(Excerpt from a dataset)
|---|
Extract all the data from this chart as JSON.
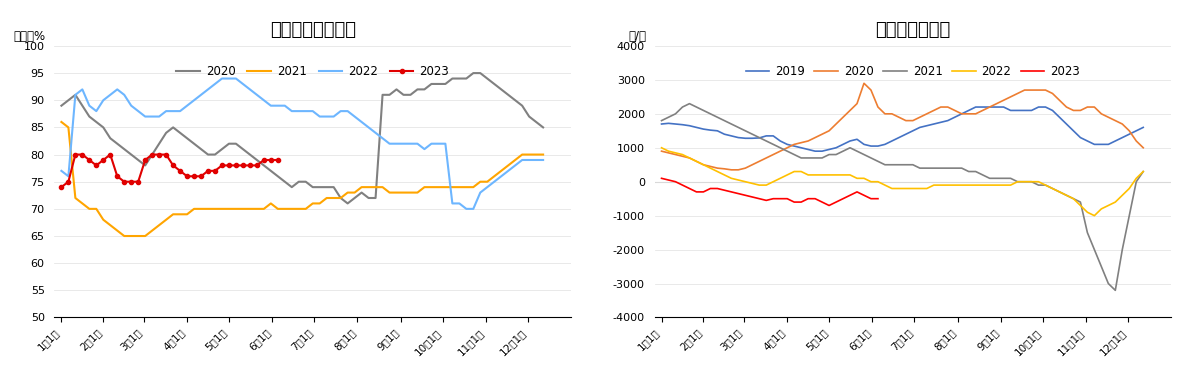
{
  "chart1_title": "甲醇制烯烃开工率",
  "chart1_ylabel": "单位：%",
  "chart1_ylim": [
    50,
    100
  ],
  "chart1_yticks": [
    50,
    55,
    60,
    65,
    70,
    75,
    80,
    85,
    90,
    95,
    100
  ],
  "chart2_title": "甲醇制烯烃利润",
  "chart2_ylabel": "元/吨",
  "chart2_ylim": [
    -4000,
    4000
  ],
  "chart2_yticks": [
    -4000,
    -3000,
    -2000,
    -1000,
    0,
    1000,
    2000,
    3000,
    4000
  ],
  "x_labels": [
    "1月1日",
    "2月1日",
    "3月1日",
    "4月1日",
    "5月1日",
    "6月1日",
    "7月1日",
    "8月1日",
    "9月1日",
    "10月1日",
    "11月1日",
    "12月1日"
  ],
  "x_ticks": [
    0,
    30,
    59,
    90,
    120,
    151,
    181,
    212,
    243,
    273,
    304,
    334
  ],
  "chart1_series": {
    "2020": {
      "color": "#808080",
      "values_x": [
        0,
        5,
        10,
        15,
        20,
        25,
        30,
        35,
        40,
        45,
        50,
        55,
        60,
        65,
        70,
        75,
        80,
        85,
        90,
        95,
        100,
        105,
        110,
        115,
        120,
        125,
        130,
        135,
        140,
        145,
        150,
        155,
        160,
        165,
        170,
        175,
        180,
        185,
        190,
        195,
        200,
        205,
        210,
        215,
        220,
        225,
        230,
        235,
        240,
        245,
        250,
        255,
        260,
        265,
        270,
        275,
        280,
        285,
        290,
        295,
        300,
        305,
        310,
        315,
        320,
        325,
        330,
        335,
        340,
        345
      ],
      "values_y": [
        89,
        90,
        91,
        89,
        87,
        86,
        85,
        83,
        82,
        81,
        80,
        79,
        78,
        80,
        82,
        84,
        85,
        84,
        83,
        82,
        81,
        80,
        80,
        81,
        82,
        82,
        81,
        80,
        79,
        78,
        77,
        76,
        75,
        74,
        75,
        75,
        74,
        74,
        74,
        74,
        72,
        71,
        72,
        73,
        72,
        72,
        91,
        91,
        92,
        91,
        91,
        92,
        92,
        93,
        93,
        93,
        94,
        94,
        94,
        95,
        95,
        94,
        93,
        92,
        91,
        90,
        89,
        87,
        86,
        85
      ]
    },
    "2021": {
      "color": "#FFA500",
      "values_x": [
        0,
        5,
        10,
        15,
        20,
        25,
        30,
        35,
        40,
        45,
        50,
        55,
        60,
        65,
        70,
        75,
        80,
        85,
        90,
        95,
        100,
        105,
        110,
        115,
        120,
        125,
        130,
        135,
        140,
        145,
        150,
        155,
        160,
        165,
        170,
        175,
        180,
        185,
        190,
        195,
        200,
        205,
        210,
        215,
        220,
        225,
        230,
        235,
        240,
        245,
        250,
        255,
        260,
        265,
        270,
        275,
        280,
        285,
        290,
        295,
        300,
        305,
        310,
        315,
        320,
        325,
        330,
        335,
        340,
        345
      ],
      "values_y": [
        86,
        85,
        72,
        71,
        70,
        70,
        68,
        67,
        66,
        65,
        65,
        65,
        65,
        66,
        67,
        68,
        69,
        69,
        69,
        70,
        70,
        70,
        70,
        70,
        70,
        70,
        70,
        70,
        70,
        70,
        71,
        70,
        70,
        70,
        70,
        70,
        71,
        71,
        72,
        72,
        72,
        73,
        73,
        74,
        74,
        74,
        74,
        73,
        73,
        73,
        73,
        73,
        74,
        74,
        74,
        74,
        74,
        74,
        74,
        74,
        75,
        75,
        76,
        77,
        78,
        79,
        80,
        80,
        80,
        80
      ]
    },
    "2022": {
      "color": "#6DB6FF",
      "values_x": [
        0,
        5,
        10,
        15,
        20,
        25,
        30,
        35,
        40,
        45,
        50,
        55,
        60,
        65,
        70,
        75,
        80,
        85,
        90,
        95,
        100,
        105,
        110,
        115,
        120,
        125,
        130,
        135,
        140,
        145,
        150,
        155,
        160,
        165,
        170,
        175,
        180,
        185,
        190,
        195,
        200,
        205,
        210,
        215,
        220,
        225,
        230,
        235,
        240,
        245,
        250,
        255,
        260,
        265,
        270,
        275,
        280,
        285,
        290,
        295,
        300,
        305,
        310,
        315,
        320,
        325,
        330,
        335,
        340,
        345
      ],
      "values_y": [
        77,
        76,
        91,
        92,
        89,
        88,
        90,
        91,
        92,
        91,
        89,
        88,
        87,
        87,
        87,
        88,
        88,
        88,
        89,
        90,
        91,
        92,
        93,
        94,
        94,
        94,
        93,
        92,
        91,
        90,
        89,
        89,
        89,
        88,
        88,
        88,
        88,
        87,
        87,
        87,
        88,
        88,
        87,
        86,
        85,
        84,
        83,
        82,
        82,
        82,
        82,
        82,
        81,
        82,
        82,
        82,
        71,
        71,
        70,
        70,
        73,
        74,
        75,
        76,
        77,
        78,
        79,
        79,
        79,
        79
      ]
    },
    "2023": {
      "color": "#E00000",
      "marker": "o",
      "values_x": [
        0,
        5,
        10,
        15,
        20,
        25,
        30,
        35,
        40,
        45,
        50,
        55,
        60,
        65,
        70,
        75,
        80,
        85,
        90,
        95,
        100,
        105,
        110,
        115,
        120,
        125,
        130,
        135,
        140,
        145,
        150,
        155
      ],
      "values_y": [
        74,
        75,
        80,
        80,
        79,
        78,
        79,
        80,
        76,
        75,
        75,
        75,
        79,
        80,
        80,
        80,
        78,
        77,
        76,
        76,
        76,
        77,
        77,
        78,
        78,
        78,
        78,
        78,
        78,
        79,
        79,
        79
      ]
    }
  },
  "chart2_series": {
    "2019": {
      "color": "#4472C4",
      "values_x": [
        0,
        5,
        10,
        15,
        20,
        25,
        30,
        35,
        40,
        45,
        50,
        55,
        60,
        65,
        70,
        75,
        80,
        85,
        90,
        95,
        100,
        105,
        110,
        115,
        120,
        125,
        130,
        135,
        140,
        145,
        150,
        155,
        160,
        165,
        170,
        175,
        180,
        185,
        190,
        195,
        200,
        205,
        210,
        215,
        220,
        225,
        230,
        235,
        240,
        245,
        250,
        255,
        260,
        265,
        270,
        275,
        280,
        285,
        290,
        295,
        300,
        305,
        310,
        315,
        320,
        325,
        330,
        335,
        340,
        345
      ],
      "values_y": [
        1700,
        1720,
        1700,
        1680,
        1650,
        1600,
        1550,
        1520,
        1500,
        1400,
        1350,
        1300,
        1280,
        1280,
        1290,
        1350,
        1350,
        1200,
        1100,
        1050,
        1000,
        950,
        900,
        900,
        950,
        1000,
        1100,
        1200,
        1250,
        1100,
        1050,
        1050,
        1100,
        1200,
        1300,
        1400,
        1500,
        1600,
        1650,
        1700,
        1750,
        1800,
        1900,
        2000,
        2100,
        2200,
        2200,
        2200,
        2200,
        2200,
        2100,
        2100,
        2100,
        2100,
        2200,
        2200,
        2100,
        1900,
        1700,
        1500,
        1300,
        1200,
        1100,
        1100,
        1100,
        1200,
        1300,
        1400,
        1500,
        1600
      ]
    },
    "2020": {
      "color": "#ED7D31",
      "values_x": [
        0,
        5,
        10,
        15,
        20,
        25,
        30,
        35,
        40,
        45,
        50,
        55,
        60,
        65,
        70,
        75,
        80,
        85,
        90,
        95,
        100,
        105,
        110,
        115,
        120,
        125,
        130,
        135,
        140,
        145,
        150,
        155,
        160,
        165,
        170,
        175,
        180,
        185,
        190,
        195,
        200,
        205,
        210,
        215,
        220,
        225,
        230,
        235,
        240,
        245,
        250,
        255,
        260,
        265,
        270,
        275,
        280,
        285,
        290,
        295,
        300,
        305,
        310,
        315,
        320,
        325,
        330,
        335,
        340,
        345
      ],
      "values_y": [
        900,
        850,
        800,
        750,
        700,
        600,
        500,
        450,
        400,
        380,
        350,
        350,
        400,
        500,
        600,
        700,
        800,
        900,
        1000,
        1100,
        1150,
        1200,
        1300,
        1400,
        1500,
        1700,
        1900,
        2100,
        2300,
        2900,
        2700,
        2200,
        2000,
        2000,
        1900,
        1800,
        1800,
        1900,
        2000,
        2100,
        2200,
        2200,
        2100,
        2000,
        2000,
        2000,
        2100,
        2200,
        2300,
        2400,
        2500,
        2600,
        2700,
        2700,
        2700,
        2700,
        2600,
        2400,
        2200,
        2100,
        2100,
        2200,
        2200,
        2000,
        1900,
        1800,
        1700,
        1500,
        1200,
        1000
      ]
    },
    "2021": {
      "color": "#808080",
      "values_x": [
        0,
        5,
        10,
        15,
        20,
        25,
        30,
        35,
        40,
        45,
        50,
        55,
        60,
        65,
        70,
        75,
        80,
        85,
        90,
        95,
        100,
        105,
        110,
        115,
        120,
        125,
        130,
        135,
        140,
        145,
        150,
        155,
        160,
        165,
        170,
        175,
        180,
        185,
        190,
        195,
        200,
        205,
        210,
        215,
        220,
        225,
        230,
        235,
        240,
        245,
        250,
        255,
        260,
        265,
        270,
        275,
        280,
        285,
        290,
        295,
        300,
        305,
        310,
        315,
        320,
        325,
        330,
        335,
        340,
        345
      ],
      "values_y": [
        1800,
        1900,
        2000,
        2200,
        2300,
        2200,
        2100,
        2000,
        1900,
        1800,
        1700,
        1600,
        1500,
        1400,
        1300,
        1200,
        1100,
        1000,
        900,
        800,
        700,
        700,
        700,
        700,
        800,
        800,
        900,
        1000,
        900,
        800,
        700,
        600,
        500,
        500,
        500,
        500,
        500,
        400,
        400,
        400,
        400,
        400,
        400,
        400,
        300,
        300,
        200,
        100,
        100,
        100,
        100,
        0,
        0,
        0,
        -100,
        -100,
        -200,
        -300,
        -400,
        -500,
        -600,
        -1500,
        -2000,
        -2500,
        -3000,
        -3200,
        -2000,
        -1000,
        0,
        300
      ]
    },
    "2022": {
      "color": "#FFC000",
      "values_x": [
        0,
        5,
        10,
        15,
        20,
        25,
        30,
        35,
        40,
        45,
        50,
        55,
        60,
        65,
        70,
        75,
        80,
        85,
        90,
        95,
        100,
        105,
        110,
        115,
        120,
        125,
        130,
        135,
        140,
        145,
        150,
        155,
        160,
        165,
        170,
        175,
        180,
        185,
        190,
        195,
        200,
        205,
        210,
        215,
        220,
        225,
        230,
        235,
        240,
        245,
        250,
        255,
        260,
        265,
        270,
        275,
        280,
        285,
        290,
        295,
        300,
        305,
        310,
        315,
        320,
        325,
        330,
        335,
        340,
        345
      ],
      "values_y": [
        1000,
        900,
        850,
        800,
        700,
        600,
        500,
        400,
        300,
        200,
        100,
        50,
        0,
        -50,
        -100,
        -100,
        0,
        100,
        200,
        300,
        300,
        200,
        200,
        200,
        200,
        200,
        200,
        200,
        100,
        100,
        0,
        0,
        -100,
        -200,
        -200,
        -200,
        -200,
        -200,
        -200,
        -100,
        -100,
        -100,
        -100,
        -100,
        -100,
        -100,
        -100,
        -100,
        -100,
        -100,
        -100,
        0,
        0,
        0,
        0,
        -100,
        -200,
        -300,
        -400,
        -500,
        -700,
        -900,
        -1000,
        -800,
        -700,
        -600,
        -400,
        -200,
        100,
        300
      ]
    },
    "2023": {
      "color": "#FF0000",
      "values_x": [
        0,
        5,
        10,
        15,
        20,
        25,
        30,
        35,
        40,
        45,
        50,
        55,
        60,
        65,
        70,
        75,
        80,
        85,
        90,
        95,
        100,
        105,
        110,
        115,
        120,
        125,
        130,
        135,
        140,
        145,
        150,
        155
      ],
      "values_y": [
        100,
        50,
        0,
        -100,
        -200,
        -300,
        -300,
        -200,
        -200,
        -250,
        -300,
        -350,
        -400,
        -450,
        -500,
        -550,
        -500,
        -500,
        -500,
        -600,
        -600,
        -500,
        -500,
        -600,
        -700,
        -600,
        -500,
        -400,
        -300,
        -400,
        -500,
        -500
      ]
    }
  }
}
|---|
Pull out all lines containing the word "color" from the entries above.

→ **EXPECTED ANSWER**:
      "color": "#808080",
      "color": "#FFA500",
      "color": "#6DB6FF",
      "color": "#E00000",
      "color": "#4472C4",
      "color": "#ED7D31",
      "color": "#808080",
      "color": "#FFC000",
      "color": "#FF0000",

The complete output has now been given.